__TASK__: Go through the listing and write out all of it exactly.

__DATA EXCERPTS__:
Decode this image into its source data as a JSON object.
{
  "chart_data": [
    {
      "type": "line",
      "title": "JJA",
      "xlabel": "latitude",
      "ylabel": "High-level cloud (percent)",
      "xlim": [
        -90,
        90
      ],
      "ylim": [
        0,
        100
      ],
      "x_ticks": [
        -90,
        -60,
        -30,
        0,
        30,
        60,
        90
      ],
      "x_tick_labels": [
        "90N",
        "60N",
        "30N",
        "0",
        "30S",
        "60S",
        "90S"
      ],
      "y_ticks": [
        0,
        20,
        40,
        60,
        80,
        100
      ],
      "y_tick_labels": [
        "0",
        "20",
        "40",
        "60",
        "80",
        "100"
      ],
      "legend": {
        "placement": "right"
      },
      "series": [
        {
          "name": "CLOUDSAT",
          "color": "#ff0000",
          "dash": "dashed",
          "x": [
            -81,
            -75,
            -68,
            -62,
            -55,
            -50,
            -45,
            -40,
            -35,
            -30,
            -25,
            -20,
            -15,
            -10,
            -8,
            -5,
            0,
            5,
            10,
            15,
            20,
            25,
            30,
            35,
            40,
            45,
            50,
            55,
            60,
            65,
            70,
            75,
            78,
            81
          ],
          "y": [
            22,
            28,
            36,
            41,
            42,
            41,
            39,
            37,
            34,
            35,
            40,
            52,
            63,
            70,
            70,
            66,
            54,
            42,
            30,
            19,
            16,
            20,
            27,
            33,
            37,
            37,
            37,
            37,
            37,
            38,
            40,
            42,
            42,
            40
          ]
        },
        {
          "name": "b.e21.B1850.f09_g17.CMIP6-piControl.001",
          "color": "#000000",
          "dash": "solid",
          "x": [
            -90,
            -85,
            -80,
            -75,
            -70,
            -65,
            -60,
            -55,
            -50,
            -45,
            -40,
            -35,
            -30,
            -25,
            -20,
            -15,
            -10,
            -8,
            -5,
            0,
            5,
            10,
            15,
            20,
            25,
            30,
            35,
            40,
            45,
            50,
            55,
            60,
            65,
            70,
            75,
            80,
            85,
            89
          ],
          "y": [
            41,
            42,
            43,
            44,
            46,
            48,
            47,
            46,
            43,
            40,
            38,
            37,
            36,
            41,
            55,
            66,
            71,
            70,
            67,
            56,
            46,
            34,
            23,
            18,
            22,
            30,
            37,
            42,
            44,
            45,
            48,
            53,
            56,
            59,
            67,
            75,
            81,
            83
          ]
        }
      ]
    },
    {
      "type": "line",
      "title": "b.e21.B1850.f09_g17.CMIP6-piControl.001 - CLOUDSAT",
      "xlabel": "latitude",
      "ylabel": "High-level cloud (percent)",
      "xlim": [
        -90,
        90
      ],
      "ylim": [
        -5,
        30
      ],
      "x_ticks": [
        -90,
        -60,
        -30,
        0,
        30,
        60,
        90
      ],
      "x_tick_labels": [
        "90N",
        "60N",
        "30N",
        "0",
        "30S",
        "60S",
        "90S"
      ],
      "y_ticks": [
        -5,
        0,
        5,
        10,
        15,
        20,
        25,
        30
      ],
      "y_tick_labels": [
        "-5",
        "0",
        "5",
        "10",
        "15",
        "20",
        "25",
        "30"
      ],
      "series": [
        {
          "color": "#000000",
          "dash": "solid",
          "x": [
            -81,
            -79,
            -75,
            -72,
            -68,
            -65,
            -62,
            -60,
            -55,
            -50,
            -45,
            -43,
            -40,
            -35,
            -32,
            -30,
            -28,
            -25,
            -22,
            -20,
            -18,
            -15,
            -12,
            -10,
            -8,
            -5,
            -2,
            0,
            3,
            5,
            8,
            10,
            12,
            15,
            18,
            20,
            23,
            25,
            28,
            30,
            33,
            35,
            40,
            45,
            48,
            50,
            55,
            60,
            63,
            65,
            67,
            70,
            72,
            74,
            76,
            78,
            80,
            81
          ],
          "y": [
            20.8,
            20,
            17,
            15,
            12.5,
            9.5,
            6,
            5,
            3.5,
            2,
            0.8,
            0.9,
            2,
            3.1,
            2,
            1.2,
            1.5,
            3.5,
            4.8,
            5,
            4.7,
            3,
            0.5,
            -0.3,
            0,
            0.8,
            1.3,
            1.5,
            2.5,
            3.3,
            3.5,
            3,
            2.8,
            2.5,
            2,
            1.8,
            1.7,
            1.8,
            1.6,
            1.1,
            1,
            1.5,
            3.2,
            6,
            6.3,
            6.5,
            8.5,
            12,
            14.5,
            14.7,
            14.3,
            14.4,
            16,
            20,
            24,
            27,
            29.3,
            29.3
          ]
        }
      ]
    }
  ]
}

__OUTPUT BELOW__:
Decode this image into its source data as a JSON object.
{
  "chart_data": [
    {
      "type": "line",
      "title": "JJA",
      "xlabel": "latitude",
      "ylabel": "High-level cloud (percent)",
      "xlim": [
        -90,
        90
      ],
      "ylim": [
        0,
        100
      ],
      "x_ticks": [
        -90,
        -60,
        -30,
        0,
        30,
        60,
        90
      ],
      "x_tick_labels": [
        "90N",
        "60N",
        "30N",
        "0",
        "30S",
        "60S",
        "90S"
      ],
      "y_ticks": [
        0,
        20,
        40,
        60,
        80,
        100
      ],
      "y_tick_labels": [
        "0",
        "20",
        "40",
        "60",
        "80",
        "100"
      ],
      "legend": {
        "placement": "right"
      },
      "series": [
        {
          "name": "CLOUDSAT",
          "color": "#ff0000",
          "dash": "dashed",
          "x": [
            -81,
            -75,
            -68,
            -62,
            -55,
            -50,
            -45,
            -40,
            -35,
            -30,
            -25,
            -20,
            -15,
            -10,
            -8,
            -5,
            0,
            5,
            10,
            15,
            20,
            25,
            30,
            35,
            40,
            45,
            50,
            55,
            60,
            65,
            70,
            75,
            78,
            81
          ],
          "y": [
            22,
            28,
            36,
            41,
            42,
            41,
            39,
            37,
            34,
            35,
            40,
            52,
            63,
            70,
            70,
            66,
            54,
            42,
            30,
            19,
            16,
            20,
            27,
            33,
            37,
            37,
            37,
            37,
            37,
            38,
            40,
            42,
            42,
            40
          ]
        },
        {
          "name": "b.e21.B1850.f09_g17.CMIP6-piControl.001",
          "color": "#000000",
          "dash": "solid",
          "x": [
            -90,
            -85,
            -80,
            -75,
            -70,
            -65,
            -60,
            -55,
            -50,
            -45,
            -40,
            -35,
            -30,
            -25,
            -20,
            -15,
            -10,
            -8,
            -5,
            0,
            5,
            10,
            15,
            20,
            25,
            30,
            35,
            40,
            45,
            50,
            55,
            60,
            65,
            70,
            75,
            80,
            85,
            89
          ],
          "y": [
            41,
            42,
            43,
            44,
            46,
            48,
            47,
            46,
            43,
            40,
            38,
            37,
            36,
            41,
            55,
            66,
            71,
            70,
            67,
            56,
            46,
            34,
            23,
            18,
            22,
            30,
            37,
            42,
            44,
            45,
            48,
            53,
            56,
            59,
            67,
            75,
            81,
            83
          ]
        }
      ]
    },
    {
      "type": "line",
      "title": "b.e21.B1850.f09_g17.CMIP6-piControl.001 - CLOUDSAT",
      "xlabel": "latitude",
      "ylabel": "High-level cloud (percent)",
      "xlim": [
        -90,
        90
      ],
      "ylim": [
        -5,
        30
      ],
      "x_ticks": [
        -90,
        -60,
        -30,
        0,
        30,
        60,
        90
      ],
      "x_tick_labels": [
        "90N",
        "60N",
        "30N",
        "0",
        "30S",
        "60S",
        "90S"
      ],
      "y_ticks": [
        -5,
        0,
        5,
        10,
        15,
        20,
        25,
        30
      ],
      "y_tick_labels": [
        "-5",
        "0",
        "5",
        "10",
        "15",
        "20",
        "25",
        "30"
      ],
      "series": [
        {
          "color": "#000000",
          "dash": "solid",
          "x": [
            -81,
            -79,
            -75,
            -72,
            -68,
            -65,
            -62,
            -60,
            -55,
            -50,
            -45,
            -43,
            -40,
            -35,
            -32,
            -30,
            -28,
            -25,
            -22,
            -20,
            -18,
            -15,
            -12,
            -10,
            -8,
            -5,
            -2,
            0,
            3,
            5,
            8,
            10,
            12,
            15,
            18,
            20,
            23,
            25,
            28,
            30,
            33,
            35,
            40,
            45,
            48,
            50,
            55,
            60,
            63,
            65,
            67,
            70,
            72,
            74,
            76,
            78,
            80,
            81
          ],
          "y": [
            20.8,
            20,
            17,
            15,
            12.5,
            9.5,
            6,
            5,
            3.5,
            2,
            0.8,
            0.9,
            2,
            3.1,
            2,
            1.2,
            1.5,
            3.5,
            4.8,
            5,
            4.7,
            3,
            0.5,
            -0.3,
            0,
            0.8,
            1.3,
            1.5,
            2.5,
            3.3,
            3.5,
            3,
            2.8,
            2.5,
            2,
            1.8,
            1.7,
            1.8,
            1.6,
            1.1,
            1,
            1.5,
            3.2,
            6,
            6.3,
            6.5,
            8.5,
            12,
            14.5,
            14.7,
            14.3,
            14.4,
            16,
            20,
            24,
            27,
            29.3,
            29.3
          ]
        }
      ]
    }
  ]
}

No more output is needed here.